Written request -
Scan the data below and pick out the lines containing the word "user".

Stored data
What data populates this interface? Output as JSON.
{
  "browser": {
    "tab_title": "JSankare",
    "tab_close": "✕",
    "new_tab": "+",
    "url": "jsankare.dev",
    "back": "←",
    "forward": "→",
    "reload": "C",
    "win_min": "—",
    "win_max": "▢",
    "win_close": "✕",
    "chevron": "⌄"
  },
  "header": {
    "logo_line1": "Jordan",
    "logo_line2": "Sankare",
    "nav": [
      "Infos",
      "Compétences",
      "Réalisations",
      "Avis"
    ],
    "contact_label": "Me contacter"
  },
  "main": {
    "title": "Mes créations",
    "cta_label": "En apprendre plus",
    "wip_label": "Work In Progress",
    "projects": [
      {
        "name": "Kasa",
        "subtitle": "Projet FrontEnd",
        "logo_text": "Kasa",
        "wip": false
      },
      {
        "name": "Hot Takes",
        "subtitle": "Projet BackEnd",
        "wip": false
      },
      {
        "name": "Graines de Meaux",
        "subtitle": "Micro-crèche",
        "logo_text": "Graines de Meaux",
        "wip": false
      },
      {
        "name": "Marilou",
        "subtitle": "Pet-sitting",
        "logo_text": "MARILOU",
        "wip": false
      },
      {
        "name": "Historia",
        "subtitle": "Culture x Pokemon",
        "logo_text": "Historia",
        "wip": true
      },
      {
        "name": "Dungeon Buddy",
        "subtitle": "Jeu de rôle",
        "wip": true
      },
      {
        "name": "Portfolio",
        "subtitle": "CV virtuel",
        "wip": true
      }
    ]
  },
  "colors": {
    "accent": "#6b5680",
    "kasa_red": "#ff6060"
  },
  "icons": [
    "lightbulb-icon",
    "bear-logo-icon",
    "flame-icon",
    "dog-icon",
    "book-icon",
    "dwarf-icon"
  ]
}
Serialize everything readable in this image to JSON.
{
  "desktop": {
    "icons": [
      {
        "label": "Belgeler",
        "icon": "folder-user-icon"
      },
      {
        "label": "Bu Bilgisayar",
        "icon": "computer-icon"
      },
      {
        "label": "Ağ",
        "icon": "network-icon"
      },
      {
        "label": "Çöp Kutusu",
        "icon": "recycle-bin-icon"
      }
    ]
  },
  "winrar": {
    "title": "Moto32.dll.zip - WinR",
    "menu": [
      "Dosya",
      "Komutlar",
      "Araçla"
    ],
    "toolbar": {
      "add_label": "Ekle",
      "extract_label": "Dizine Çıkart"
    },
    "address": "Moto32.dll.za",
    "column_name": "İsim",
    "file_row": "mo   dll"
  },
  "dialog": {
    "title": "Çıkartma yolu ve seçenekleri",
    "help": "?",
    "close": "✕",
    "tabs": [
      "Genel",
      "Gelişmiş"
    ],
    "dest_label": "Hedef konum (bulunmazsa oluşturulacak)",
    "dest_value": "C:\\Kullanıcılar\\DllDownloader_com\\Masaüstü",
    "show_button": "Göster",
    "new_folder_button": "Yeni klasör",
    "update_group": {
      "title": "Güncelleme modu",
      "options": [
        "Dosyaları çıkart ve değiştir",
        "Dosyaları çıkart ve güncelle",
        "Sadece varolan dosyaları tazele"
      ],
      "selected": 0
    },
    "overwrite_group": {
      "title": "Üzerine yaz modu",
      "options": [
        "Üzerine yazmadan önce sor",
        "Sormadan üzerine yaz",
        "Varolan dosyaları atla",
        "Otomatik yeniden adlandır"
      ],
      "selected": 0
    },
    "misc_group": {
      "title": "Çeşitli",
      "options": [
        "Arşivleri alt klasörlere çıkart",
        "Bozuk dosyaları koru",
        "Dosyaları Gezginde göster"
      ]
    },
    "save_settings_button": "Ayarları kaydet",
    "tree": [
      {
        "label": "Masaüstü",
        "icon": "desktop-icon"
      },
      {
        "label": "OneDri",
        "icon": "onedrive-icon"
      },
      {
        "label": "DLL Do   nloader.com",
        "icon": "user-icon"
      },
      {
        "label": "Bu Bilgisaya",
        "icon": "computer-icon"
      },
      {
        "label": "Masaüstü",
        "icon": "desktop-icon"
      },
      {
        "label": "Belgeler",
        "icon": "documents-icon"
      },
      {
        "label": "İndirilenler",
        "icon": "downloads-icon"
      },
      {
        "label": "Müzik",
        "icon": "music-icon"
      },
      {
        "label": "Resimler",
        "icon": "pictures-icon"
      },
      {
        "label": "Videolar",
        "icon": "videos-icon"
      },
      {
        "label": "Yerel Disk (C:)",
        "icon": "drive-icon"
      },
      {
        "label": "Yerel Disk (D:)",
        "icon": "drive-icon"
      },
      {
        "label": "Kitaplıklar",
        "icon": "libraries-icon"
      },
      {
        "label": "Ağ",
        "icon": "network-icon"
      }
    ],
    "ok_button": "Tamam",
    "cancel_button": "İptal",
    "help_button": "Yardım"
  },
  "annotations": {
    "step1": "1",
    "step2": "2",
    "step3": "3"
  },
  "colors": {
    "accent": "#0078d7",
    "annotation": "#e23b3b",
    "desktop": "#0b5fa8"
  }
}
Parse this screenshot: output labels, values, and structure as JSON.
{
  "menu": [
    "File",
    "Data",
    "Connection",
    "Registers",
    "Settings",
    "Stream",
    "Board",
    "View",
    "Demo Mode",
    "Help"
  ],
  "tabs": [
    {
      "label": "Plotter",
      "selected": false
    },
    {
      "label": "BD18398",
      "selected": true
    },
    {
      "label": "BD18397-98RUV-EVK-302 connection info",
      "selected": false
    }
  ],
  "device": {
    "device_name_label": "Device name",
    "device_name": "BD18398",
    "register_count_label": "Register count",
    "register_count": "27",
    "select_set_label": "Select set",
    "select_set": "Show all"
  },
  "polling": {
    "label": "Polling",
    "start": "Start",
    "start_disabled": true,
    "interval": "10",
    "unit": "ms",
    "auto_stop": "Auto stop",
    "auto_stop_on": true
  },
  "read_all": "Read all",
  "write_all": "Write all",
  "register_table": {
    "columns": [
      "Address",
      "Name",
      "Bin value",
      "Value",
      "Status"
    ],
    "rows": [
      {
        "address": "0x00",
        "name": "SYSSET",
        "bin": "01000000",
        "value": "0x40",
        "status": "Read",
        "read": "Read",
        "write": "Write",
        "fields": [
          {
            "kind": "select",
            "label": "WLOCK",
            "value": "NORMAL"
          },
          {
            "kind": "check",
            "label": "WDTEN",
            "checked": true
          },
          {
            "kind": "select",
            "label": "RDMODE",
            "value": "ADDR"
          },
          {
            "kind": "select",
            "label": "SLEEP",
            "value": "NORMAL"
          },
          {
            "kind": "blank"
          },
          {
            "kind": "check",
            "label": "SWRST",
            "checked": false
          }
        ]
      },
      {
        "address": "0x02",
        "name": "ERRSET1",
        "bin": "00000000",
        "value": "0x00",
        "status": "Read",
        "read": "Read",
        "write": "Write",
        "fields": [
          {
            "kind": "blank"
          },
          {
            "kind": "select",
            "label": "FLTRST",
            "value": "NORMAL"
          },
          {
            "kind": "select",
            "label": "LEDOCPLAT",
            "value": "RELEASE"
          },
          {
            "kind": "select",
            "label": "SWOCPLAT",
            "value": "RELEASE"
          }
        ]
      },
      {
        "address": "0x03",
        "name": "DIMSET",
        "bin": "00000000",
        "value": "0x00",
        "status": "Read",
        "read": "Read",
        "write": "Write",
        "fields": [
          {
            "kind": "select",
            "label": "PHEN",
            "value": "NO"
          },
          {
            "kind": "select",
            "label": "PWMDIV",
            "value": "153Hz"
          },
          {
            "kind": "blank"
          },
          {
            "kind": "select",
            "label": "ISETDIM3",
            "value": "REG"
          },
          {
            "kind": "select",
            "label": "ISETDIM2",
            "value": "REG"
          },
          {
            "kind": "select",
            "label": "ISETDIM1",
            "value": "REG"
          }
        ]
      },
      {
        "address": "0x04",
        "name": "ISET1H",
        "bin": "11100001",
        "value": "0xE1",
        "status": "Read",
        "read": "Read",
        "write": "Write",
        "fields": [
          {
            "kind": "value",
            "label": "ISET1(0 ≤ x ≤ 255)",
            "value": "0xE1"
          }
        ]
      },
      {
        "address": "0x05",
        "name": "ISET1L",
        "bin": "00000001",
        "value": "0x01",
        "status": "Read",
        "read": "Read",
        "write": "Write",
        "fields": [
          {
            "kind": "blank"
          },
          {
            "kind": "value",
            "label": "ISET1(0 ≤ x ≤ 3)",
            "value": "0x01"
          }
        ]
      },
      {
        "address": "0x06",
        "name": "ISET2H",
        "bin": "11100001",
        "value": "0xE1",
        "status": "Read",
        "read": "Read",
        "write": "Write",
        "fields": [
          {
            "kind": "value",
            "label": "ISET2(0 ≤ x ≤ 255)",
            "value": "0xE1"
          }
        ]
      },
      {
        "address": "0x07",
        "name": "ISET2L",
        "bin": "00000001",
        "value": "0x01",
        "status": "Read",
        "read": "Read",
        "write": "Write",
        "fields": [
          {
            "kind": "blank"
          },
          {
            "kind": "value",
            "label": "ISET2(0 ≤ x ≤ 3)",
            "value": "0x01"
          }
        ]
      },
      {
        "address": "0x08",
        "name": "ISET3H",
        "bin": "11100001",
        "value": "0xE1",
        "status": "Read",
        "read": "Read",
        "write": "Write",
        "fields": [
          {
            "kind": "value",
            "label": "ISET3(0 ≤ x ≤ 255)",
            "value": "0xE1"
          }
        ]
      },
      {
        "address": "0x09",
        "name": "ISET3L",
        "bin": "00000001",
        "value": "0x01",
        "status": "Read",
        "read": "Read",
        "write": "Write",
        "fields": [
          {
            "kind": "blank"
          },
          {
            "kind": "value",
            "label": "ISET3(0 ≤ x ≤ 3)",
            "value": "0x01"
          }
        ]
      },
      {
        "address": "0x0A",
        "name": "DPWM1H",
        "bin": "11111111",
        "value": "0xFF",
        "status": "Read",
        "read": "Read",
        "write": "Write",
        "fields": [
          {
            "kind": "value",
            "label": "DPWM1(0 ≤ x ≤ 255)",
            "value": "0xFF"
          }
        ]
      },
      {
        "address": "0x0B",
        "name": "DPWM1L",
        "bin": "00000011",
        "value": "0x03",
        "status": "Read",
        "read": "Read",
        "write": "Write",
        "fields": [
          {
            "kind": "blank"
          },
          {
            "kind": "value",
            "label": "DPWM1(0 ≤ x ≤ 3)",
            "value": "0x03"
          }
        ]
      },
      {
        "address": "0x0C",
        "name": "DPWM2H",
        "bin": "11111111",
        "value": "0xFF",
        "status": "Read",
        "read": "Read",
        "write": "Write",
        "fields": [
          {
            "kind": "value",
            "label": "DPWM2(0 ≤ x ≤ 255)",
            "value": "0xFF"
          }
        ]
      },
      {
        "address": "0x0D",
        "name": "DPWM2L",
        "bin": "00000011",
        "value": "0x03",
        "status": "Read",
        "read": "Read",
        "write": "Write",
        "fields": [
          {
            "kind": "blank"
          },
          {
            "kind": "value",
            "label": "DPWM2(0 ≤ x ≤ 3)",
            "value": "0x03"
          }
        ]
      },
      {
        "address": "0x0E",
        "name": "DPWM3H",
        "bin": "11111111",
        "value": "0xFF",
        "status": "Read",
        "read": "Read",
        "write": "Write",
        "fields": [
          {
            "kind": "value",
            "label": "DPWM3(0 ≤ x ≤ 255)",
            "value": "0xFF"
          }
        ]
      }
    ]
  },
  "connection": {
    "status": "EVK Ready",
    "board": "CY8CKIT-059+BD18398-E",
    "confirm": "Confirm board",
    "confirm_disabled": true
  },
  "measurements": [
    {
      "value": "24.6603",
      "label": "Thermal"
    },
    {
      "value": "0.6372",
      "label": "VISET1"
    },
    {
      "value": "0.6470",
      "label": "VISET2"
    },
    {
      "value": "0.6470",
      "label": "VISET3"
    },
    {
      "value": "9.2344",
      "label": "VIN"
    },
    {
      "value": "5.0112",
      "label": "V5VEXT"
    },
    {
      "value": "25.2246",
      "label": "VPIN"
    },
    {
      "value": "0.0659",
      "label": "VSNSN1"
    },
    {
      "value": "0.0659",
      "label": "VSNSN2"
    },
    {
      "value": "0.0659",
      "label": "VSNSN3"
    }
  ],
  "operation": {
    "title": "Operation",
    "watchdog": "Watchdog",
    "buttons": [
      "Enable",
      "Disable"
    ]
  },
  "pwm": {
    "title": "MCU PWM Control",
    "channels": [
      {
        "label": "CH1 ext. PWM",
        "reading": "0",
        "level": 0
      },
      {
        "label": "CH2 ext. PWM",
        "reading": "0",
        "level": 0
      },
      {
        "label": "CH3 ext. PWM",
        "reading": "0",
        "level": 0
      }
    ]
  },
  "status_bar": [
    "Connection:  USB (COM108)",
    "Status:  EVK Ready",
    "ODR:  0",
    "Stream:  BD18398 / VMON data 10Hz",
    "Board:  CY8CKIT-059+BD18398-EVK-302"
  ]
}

Answer to this exercise -
        "icon": "folder-user-icon"
        "icon": "user-icon"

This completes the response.